Please count the lines below that contain the word "Dollar", and reply with that number alone.
* Start *
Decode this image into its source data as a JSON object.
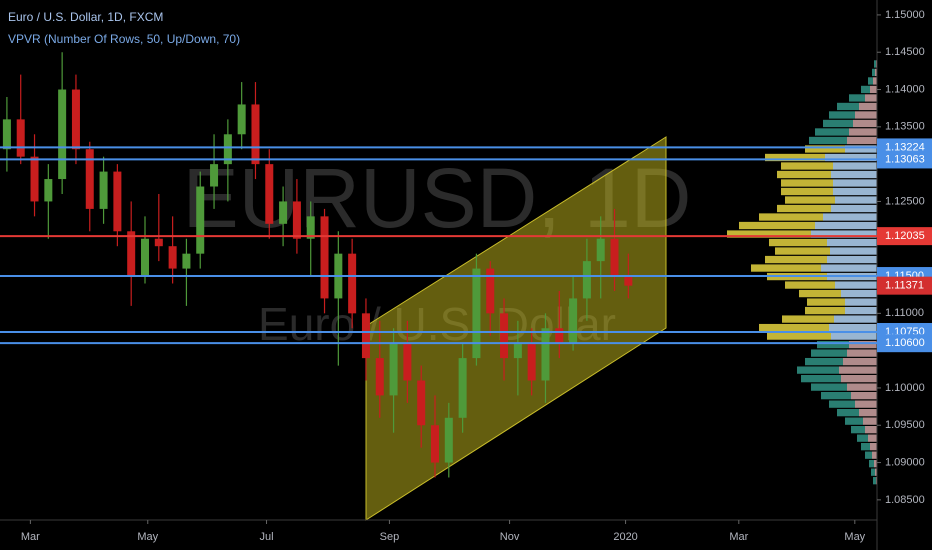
{
  "chart_data": {
    "type": "candlestick",
    "title": "Euro / U.S. Dollar, 1D, FXCM",
    "subtitle": "VPVR (Number Of Rows, 50, Up/Down, 70)",
    "watermark": "EURUSD, 1D",
    "watermark_subtitle": "Euro / U.S. Dollar",
    "up_color": "#4f9a3a",
    "down_color": "#c81e1e",
    "x": [
      0,
      1,
      2,
      3,
      4,
      5,
      6,
      7,
      8,
      9,
      10,
      11,
      12,
      13,
      14,
      15,
      16,
      17,
      18,
      19,
      20,
      21,
      22,
      23,
      24,
      25,
      26,
      27,
      28,
      29,
      30,
      31,
      32,
      33,
      34,
      35,
      36,
      37,
      38,
      39,
      40,
      41,
      42,
      43,
      44,
      45
    ],
    "open": [
      1.132,
      1.136,
      1.131,
      1.125,
      1.128,
      1.14,
      1.132,
      1.124,
      1.129,
      1.121,
      1.115,
      1.12,
      1.119,
      1.116,
      1.118,
      1.127,
      1.13,
      1.134,
      1.138,
      1.13,
      1.122,
      1.125,
      1.12,
      1.123,
      1.112,
      1.118,
      1.11,
      1.104,
      1.099,
      1.106,
      1.101,
      1.095,
      1.09,
      1.096,
      1.104,
      1.116,
      1.11,
      1.104,
      1.106,
      1.101,
      1.108,
      1.106,
      1.112,
      1.117,
      1.12,
      1.115
    ],
    "high": [
      1.139,
      1.142,
      1.134,
      1.13,
      1.145,
      1.142,
      1.133,
      1.131,
      1.13,
      1.125,
      1.123,
      1.126,
      1.123,
      1.12,
      1.129,
      1.134,
      1.136,
      1.141,
      1.141,
      1.132,
      1.127,
      1.128,
      1.125,
      1.124,
      1.121,
      1.12,
      1.112,
      1.109,
      1.108,
      1.109,
      1.103,
      1.099,
      1.098,
      1.106,
      1.118,
      1.117,
      1.112,
      1.109,
      1.108,
      1.11,
      1.113,
      1.115,
      1.12,
      1.123,
      1.124,
      1.118
    ],
    "low": [
      1.129,
      1.13,
      1.123,
      1.12,
      1.126,
      1.13,
      1.121,
      1.122,
      1.119,
      1.111,
      1.114,
      1.117,
      1.114,
      1.111,
      1.116,
      1.124,
      1.125,
      1.132,
      1.128,
      1.12,
      1.119,
      1.118,
      1.115,
      1.11,
      1.103,
      1.108,
      1.101,
      1.096,
      1.094,
      1.098,
      1.092,
      1.088,
      1.088,
      1.094,
      1.103,
      1.107,
      1.101,
      1.099,
      1.099,
      1.098,
      1.104,
      1.105,
      1.109,
      1.112,
      1.113,
      1.112
    ],
    "close": [
      1.136,
      1.131,
      1.125,
      1.128,
      1.14,
      1.132,
      1.124,
      1.129,
      1.121,
      1.115,
      1.12,
      1.119,
      1.116,
      1.118,
      1.127,
      1.13,
      1.134,
      1.138,
      1.13,
      1.122,
      1.125,
      1.12,
      1.123,
      1.112,
      1.118,
      1.11,
      1.104,
      1.099,
      1.106,
      1.101,
      1.095,
      1.09,
      1.096,
      1.104,
      1.116,
      1.11,
      1.104,
      1.106,
      1.101,
      1.108,
      1.106,
      1.112,
      1.117,
      1.12,
      1.115,
      1.11371
    ],
    "last_price_color": "#d32f2f",
    "xlim": [
      -0.5,
      62.5
    ],
    "xticks": [
      {
        "value": 1.7,
        "label": "Mar"
      },
      {
        "value": 10.2,
        "label": "May"
      },
      {
        "value": 18.8,
        "label": "Jul"
      },
      {
        "value": 27.7,
        "label": "Sep"
      },
      {
        "value": 36.4,
        "label": "Nov"
      },
      {
        "value": 44.8,
        "label": "2020"
      },
      {
        "value": 53.0,
        "label": "Mar"
      },
      {
        "value": 61.4,
        "label": "May"
      }
    ],
    "ylim": [
      1.0823,
      1.152
    ],
    "yticks": [
      {
        "value": 1.15,
        "label": "1.15000"
      },
      {
        "value": 1.145,
        "label": "1.14500"
      },
      {
        "value": 1.14,
        "label": "1.14000"
      },
      {
        "value": 1.135,
        "label": "1.13500"
      },
      {
        "value": 1.125,
        "label": "1.12500"
      },
      {
        "value": 1.11,
        "label": "1.11000"
      },
      {
        "value": 1.1,
        "label": "1.10000"
      },
      {
        "value": 1.095,
        "label": "1.09500"
      },
      {
        "value": 1.09,
        "label": "1.09000"
      },
      {
        "value": 1.085,
        "label": "1.08500"
      }
    ],
    "levels": [
      {
        "value": 1.13224,
        "label": "1.13224",
        "color": "#4a8fe7"
      },
      {
        "value": 1.13063,
        "label": "1.13063",
        "color": "#4a8fe7"
      },
      {
        "value": 1.12035,
        "label": "1.12035",
        "color": "#e53935"
      },
      {
        "value": 1.115,
        "label": "1.11500",
        "color": "#4a8fe7"
      },
      {
        "value": 1.1075,
        "label": "1.10750",
        "color": "#4a8fe7"
      },
      {
        "value": 1.106,
        "label": "1.10600",
        "color": "#4a8fe7"
      }
    ],
    "volume_profile": {
      "bins": [
        1.087,
        1.08814,
        1.08928,
        1.09042,
        1.09156,
        1.0927,
        1.09384,
        1.09498,
        1.09612,
        1.09726,
        1.0984,
        1.09954,
        1.10068,
        1.10182,
        1.10296,
        1.1041,
        1.10524,
        1.10638,
        1.10752,
        1.10866,
        1.1098,
        1.11094,
        1.11208,
        1.11322,
        1.11436,
        1.1155,
        1.11664,
        1.11778,
        1.11892,
        1.12006,
        1.1212,
        1.12234,
        1.12348,
        1.12462,
        1.12576,
        1.1269,
        1.12804,
        1.12918,
        1.13032,
        1.13146,
        1.1326,
        1.13374,
        1.13488,
        1.13602,
        1.13716,
        1.1383,
        1.13944,
        1.14058,
        1.14172,
        1.14286,
        1.144
      ],
      "up": [
        3,
        4,
        5,
        7,
        9,
        11,
        14,
        18,
        22,
        26,
        30,
        36,
        40,
        42,
        38,
        36,
        32,
        64,
        70,
        52,
        40,
        38,
        42,
        50,
        60,
        70,
        62,
        55,
        58,
        84,
        76,
        64,
        54,
        50,
        52,
        52,
        54,
        52,
        60,
        40,
        38,
        34,
        30,
        26,
        22,
        16,
        9,
        5,
        3,
        2
      ],
      "down": [
        1,
        2,
        3,
        5,
        7,
        9,
        12,
        14,
        18,
        22,
        26,
        30,
        36,
        38,
        34,
        30,
        28,
        46,
        48,
        43,
        32,
        32,
        36,
        42,
        50,
        56,
        50,
        47,
        50,
        66,
        62,
        54,
        46,
        42,
        44,
        44,
        46,
        44,
        52,
        32,
        30,
        28,
        24,
        22,
        18,
        12,
        7,
        4,
        2,
        1
      ],
      "value_area_rows": [
        17,
        39
      ],
      "up_color": "#2f8c7e",
      "down_color": "#c39a9a",
      "va_up_color": "#d8c83c",
      "va_down_color": "#a9c9e8"
    }
  }
}
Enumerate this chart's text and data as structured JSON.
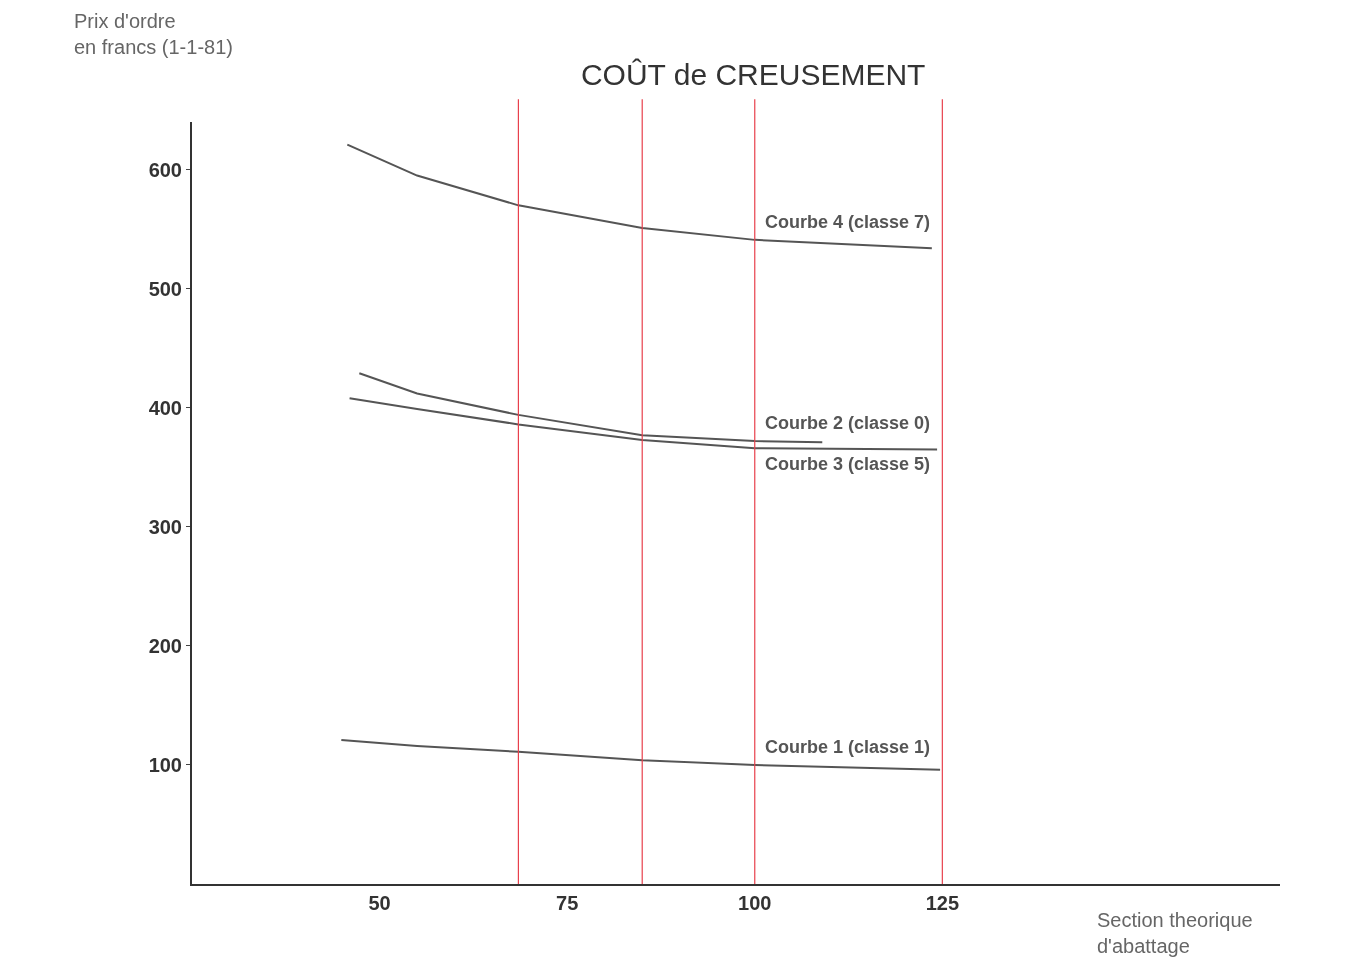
* End *
§ Result
2